Extracted data entries
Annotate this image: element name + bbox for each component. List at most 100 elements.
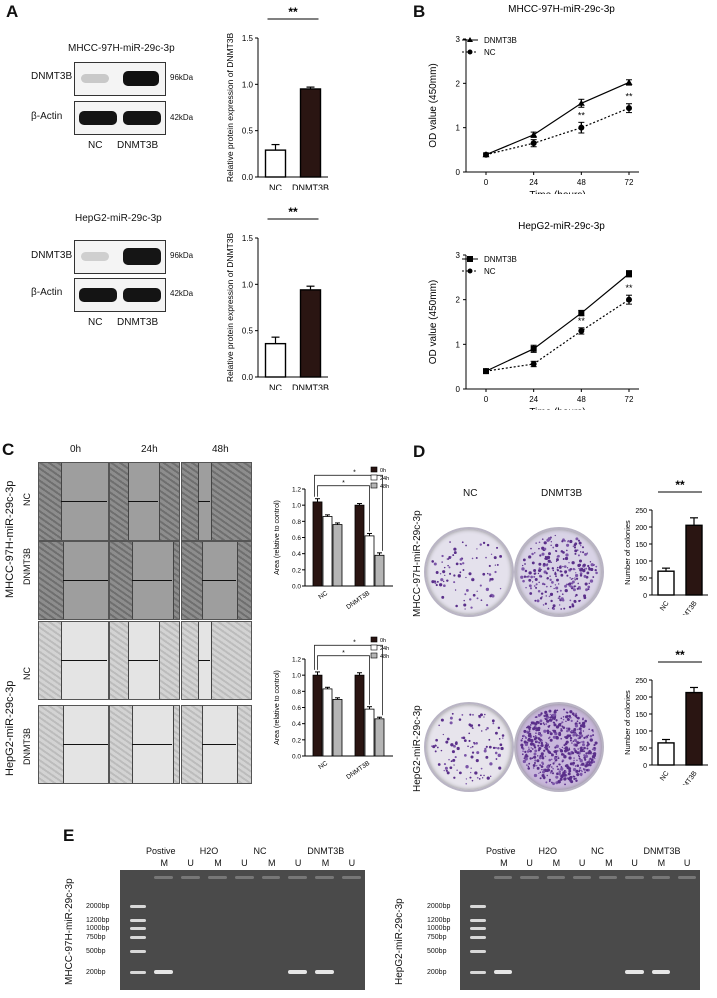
- bar-48h: [374, 718, 385, 757]
- legend-marker: [467, 49, 473, 55]
- x-tick-label: NC: [317, 590, 329, 601]
- legend-label: DNMT3B: [484, 36, 517, 45]
- bar-48h: [374, 554, 385, 587]
- y-tick-label: 0.0: [242, 373, 254, 382]
- scratch-midline: [202, 744, 236, 745]
- y-tick-label: 0: [456, 168, 461, 177]
- gel-lane-label: M: [500, 858, 508, 868]
- x-tick-label: NC: [659, 770, 671, 782]
- y-axis-label: Number of colonies: [623, 690, 632, 755]
- gel-well: [572, 876, 591, 879]
- gel-lane-label: U: [578, 858, 586, 868]
- y-tick-label: 0.8: [292, 689, 301, 696]
- ladder-band: [470, 919, 486, 922]
- ladder-size-label: 500bp: [86, 948, 106, 955]
- y-tick-label: 200: [635, 525, 647, 532]
- gel-lane-label: U: [294, 858, 302, 868]
- colony-dots: [431, 541, 503, 610]
- legend-label: 0h: [380, 468, 386, 474]
- cellline-label: HepG2-miR-29c-3p: [4, 680, 16, 776]
- scratch-image: [109, 541, 180, 620]
- y-tick-label: 0.0: [242, 173, 254, 182]
- significance-mark: **: [578, 316, 586, 326]
- row-label-dnmt3b: DNMT3B: [22, 547, 32, 585]
- gel-well: [261, 876, 281, 879]
- x-tick-label: NC: [317, 760, 329, 771]
- scratch-image: [109, 621, 180, 700]
- significance-mark: **: [625, 92, 633, 102]
- cellline-label: HepG2-miR-29c-3p: [394, 898, 405, 985]
- y-tick-label: 100: [635, 729, 647, 736]
- y-tick-label: 200: [635, 695, 647, 702]
- data-point: [530, 131, 538, 138]
- x-tick-label: DNMT3B: [292, 383, 329, 390]
- y-axis-label: Number of colonies: [623, 520, 632, 585]
- gel-lane-label: M: [214, 858, 222, 868]
- y-tick-label: 3: [456, 35, 461, 44]
- blot-row-label: β-Actin: [31, 287, 63, 298]
- bar-0h: [312, 674, 323, 757]
- blot-row-label: DNMT3B: [31, 71, 73, 82]
- gel-lane-label: M: [657, 858, 666, 868]
- significance-mark: **: [675, 480, 685, 492]
- scratch-image: [38, 621, 109, 700]
- gel-group-label: Postive: [486, 846, 516, 856]
- ladder-size-label: 500bp: [427, 948, 447, 955]
- significance-mark: **: [288, 5, 298, 19]
- chart-a-bottom: 0.0 0.5 1.0 1.5 NC DNMT3B ** Relative protein e…: [225, 205, 329, 390]
- data-point: [578, 124, 585, 131]
- y-axis-label: Relative protein expression of DNMT3B: [225, 33, 235, 183]
- legend-label: NC: [484, 267, 496, 276]
- bar-nc: [264, 149, 287, 178]
- ladder-size-label: 1200bp: [427, 917, 451, 924]
- y-tick-label: 3: [456, 251, 461, 260]
- gel-well: [546, 876, 565, 879]
- gel-lane-label: U: [683, 858, 691, 868]
- x-tick-label: NC: [269, 383, 282, 390]
- y-tick-label: 1.0: [292, 673, 301, 680]
- gel-well: [599, 876, 618, 879]
- ladder-band: [470, 950, 486, 953]
- legend-marker: [467, 37, 473, 42]
- legend-label: DNMT3B: [484, 255, 517, 264]
- gel-lane-label: U: [526, 858, 533, 868]
- bar-dnmt3b: [685, 691, 703, 766]
- scratch-midline: [198, 660, 210, 661]
- significance-bracket: [314, 474, 383, 551]
- y-tick-label: 150: [635, 712, 647, 719]
- ladder-band: [130, 950, 146, 953]
- bar-0h: [312, 501, 323, 587]
- scratch-midline: [128, 501, 158, 502]
- gel-group-label: DNMT3B: [307, 846, 345, 856]
- gel-well: [520, 876, 539, 879]
- y-tick-label: 0: [643, 593, 647, 600]
- data-point: [578, 327, 585, 334]
- scratch-midline: [132, 580, 172, 581]
- row-label-nc: NC: [22, 493, 32, 506]
- data-point: [530, 360, 537, 367]
- chart-c-bottom: 0.0 0.2 0.4 0.6 0.8 1.0 1.2 Area (relative to c…: [274, 636, 393, 781]
- y-tick-label: 0.4: [292, 551, 301, 558]
- ladder-size-label: 2000bp: [86, 903, 110, 910]
- lane-label: DNMT3B: [117, 140, 159, 151]
- y-tick-label: 0.2: [292, 737, 301, 744]
- ladder-size-label: 200bp: [86, 969, 106, 976]
- y-tick-label: 0.2: [292, 567, 301, 574]
- x-tick-label: 72: [625, 178, 634, 187]
- y-tick-label: 1.2: [292, 657, 301, 664]
- legend-swatch: [370, 636, 378, 643]
- blot-row-label: β-Actin: [31, 111, 63, 122]
- gel-lane-label: M: [321, 858, 330, 868]
- gel-well: [494, 876, 513, 879]
- data-point: [626, 296, 632, 303]
- y-tick-label: 2: [456, 79, 461, 88]
- chart-b-top: MHCC-97H-miR-29c-3p 0 1 2 3 0 24 48 72 Time (hour…: [428, 4, 639, 194]
- colony-dots: [520, 534, 598, 610]
- ladder-size-label: 200bp: [427, 969, 447, 976]
- y-tick-label: 1.0: [242, 80, 254, 89]
- bar-dnmt3b: [685, 524, 703, 596]
- scratch-image: [109, 462, 180, 541]
- data-point: [578, 310, 585, 317]
- bar-nc: [657, 742, 675, 766]
- colony-plate: [424, 527, 514, 617]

■ INSTRUCTIONS TO FOLLOW: Your copy should match the entries exactly, minus the pictures.

■ RESPONSE BOX:
Annotate this image: element name + bbox for each component. List at most 100 elements.
- bar-48h: [374, 718, 385, 757]
- legend-marker: [467, 49, 473, 55]
- x-tick-label: NC: [317, 590, 329, 601]
- legend-label: DNMT3B: [484, 36, 517, 45]
- bar-48h: [374, 554, 385, 587]
- y-tick-label: 0.0: [242, 373, 254, 382]
- scratch-midline: [202, 744, 236, 745]
- y-tick-label: 0: [456, 168, 461, 177]
- gel-lane-label: M: [500, 858, 508, 868]
- x-tick-label: NC: [659, 770, 671, 782]
- y-axis-label: Number of colonies: [623, 690, 632, 755]
- gel-well: [572, 876, 591, 879]
- gel-lane-label: U: [578, 858, 586, 868]
- y-tick-label: 0.8: [292, 689, 301, 696]
- ladder-band: [470, 919, 486, 922]
- ladder-size-label: 500bp: [86, 948, 106, 955]
- y-tick-label: 200: [635, 525, 647, 532]
- gel-lane-label: U: [294, 858, 302, 868]
- colony-dots: [431, 541, 503, 610]
- legend-label: 0h: [380, 468, 386, 474]
- cellline-label: HepG2-miR-29c-3p: [4, 680, 16, 776]
- scratch-image: [109, 541, 180, 620]
- y-tick-label: 0.0: [242, 173, 254, 182]
- significance-mark: **: [578, 316, 586, 326]
- row-label-dnmt3b: DNMT3B: [22, 547, 32, 585]
- gel-well: [261, 876, 281, 879]
- x-tick-label: NC: [317, 760, 329, 771]
- scratch-image: [109, 621, 180, 700]
- significance-mark: **: [625, 92, 633, 102]
- cellline-label: HepG2-miR-29c-3p: [394, 898, 405, 985]
- y-tick-label: 100: [635, 729, 647, 736]
- y-tick-label: 200: [635, 695, 647, 702]
- data-point: [530, 131, 538, 138]
- x-tick-label: DNMT3B: [292, 383, 329, 390]
- y-axis-label: Number of colonies: [623, 520, 632, 585]
- gel-lane-label: M: [214, 858, 222, 868]
- y-tick-label: 3: [456, 35, 461, 44]
- blot-row-label: β-Actin: [31, 287, 63, 298]
- bar-0h: [312, 674, 323, 757]
- blot-row-label: DNMT3B: [31, 71, 73, 82]
- gel-lane-label: M: [657, 858, 666, 868]
- significance-mark: **: [675, 480, 685, 492]
- scratch-image: [38, 621, 109, 700]
- gel-group-label: Postive: [486, 846, 516, 856]
- ladder-size-label: 500bp: [427, 948, 447, 955]
- significance-mark: **: [288, 5, 298, 19]
- chart-a-bottom: 0.0 0.5 1.0 1.5 NC DNMT3B ** Relative protein e…: [225, 205, 329, 390]
- data-point: [578, 124, 585, 131]
- y-axis-label: Relative protein expression of DNMT3B: [225, 33, 235, 183]
- legend-label: NC: [484, 267, 496, 276]
- bar-nc: [264, 149, 287, 178]
- ladder-size-label: 1200bp: [427, 917, 451, 924]
- y-tick-label: 3: [456, 251, 461, 260]
- gel-well: [546, 876, 565, 879]
- gel-lane-label: U: [683, 858, 691, 868]
- x-tick-label: NC: [269, 383, 282, 390]
- y-tick-label: 1.0: [292, 673, 301, 680]
- gel-well: [599, 876, 618, 879]
- ladder-band: [470, 950, 486, 953]
- legend-marker: [467, 37, 473, 42]
- legend-label: DNMT3B: [484, 255, 517, 264]
- gel-lane-label: U: [526, 858, 533, 868]
- bar-dnmt3b: [685, 691, 703, 766]
- scratch-midline: [198, 660, 210, 661]
- significance-bracket: [314, 474, 383, 551]
- y-tick-label: 150: [635, 712, 647, 719]
- ladder-band: [130, 950, 146, 953]
- bar-0h: [312, 501, 323, 587]
- scratch-midline: [128, 501, 158, 502]
- gel-group-label: DNMT3B: [307, 846, 345, 856]
- gel-well: [520, 876, 539, 879]
- y-tick-label: 0: [643, 593, 647, 600]
- data-point: [578, 327, 585, 334]
- scratch-midline: [132, 580, 172, 581]
- row-label-nc: NC: [22, 493, 32, 506]
- data-point: [530, 360, 537, 367]
- chart-c-bottom: 0.0 0.2 0.4 0.6 0.8 1.0 1.2 Area (relative to c…: [274, 636, 393, 781]
- y-tick-label: 0.4: [292, 551, 301, 558]
- ladder-size-label: 2000bp: [86, 903, 110, 910]
- lane-label: DNMT3B: [117, 140, 159, 151]
- y-tick-label: 0.2: [292, 737, 301, 744]
- ladder-size-label: 200bp: [86, 969, 106, 976]
- y-tick-label: 0.2: [292, 567, 301, 574]
- x-tick-label: 72: [625, 178, 634, 187]
- y-tick-label: 1.2: [292, 657, 301, 664]
- legend-swatch: [370, 636, 378, 643]
- blot-row-label: β-Actin: [31, 111, 63, 122]
- gel-lane-label: M: [321, 858, 330, 868]
- gel-well: [494, 876, 513, 879]
- data-point: [626, 296, 632, 303]
- y-tick-label: 2: [456, 79, 461, 88]
- chart-b-top: MHCC-97H-miR-29c-3p 0 1 2 3 0 24 48 72 Time (hour…: [428, 4, 639, 194]
- colony-dots: [520, 534, 598, 610]
- ladder-size-label: 200bp: [427, 969, 447, 976]
- y-tick-label: 1.0: [242, 80, 254, 89]
- bar-dnmt3b: [685, 524, 703, 596]
- scratch-image: [109, 462, 180, 541]
- data-point: [578, 310, 585, 317]
- bar-nc: [657, 742, 675, 766]
- colony-plate: [424, 527, 514, 617]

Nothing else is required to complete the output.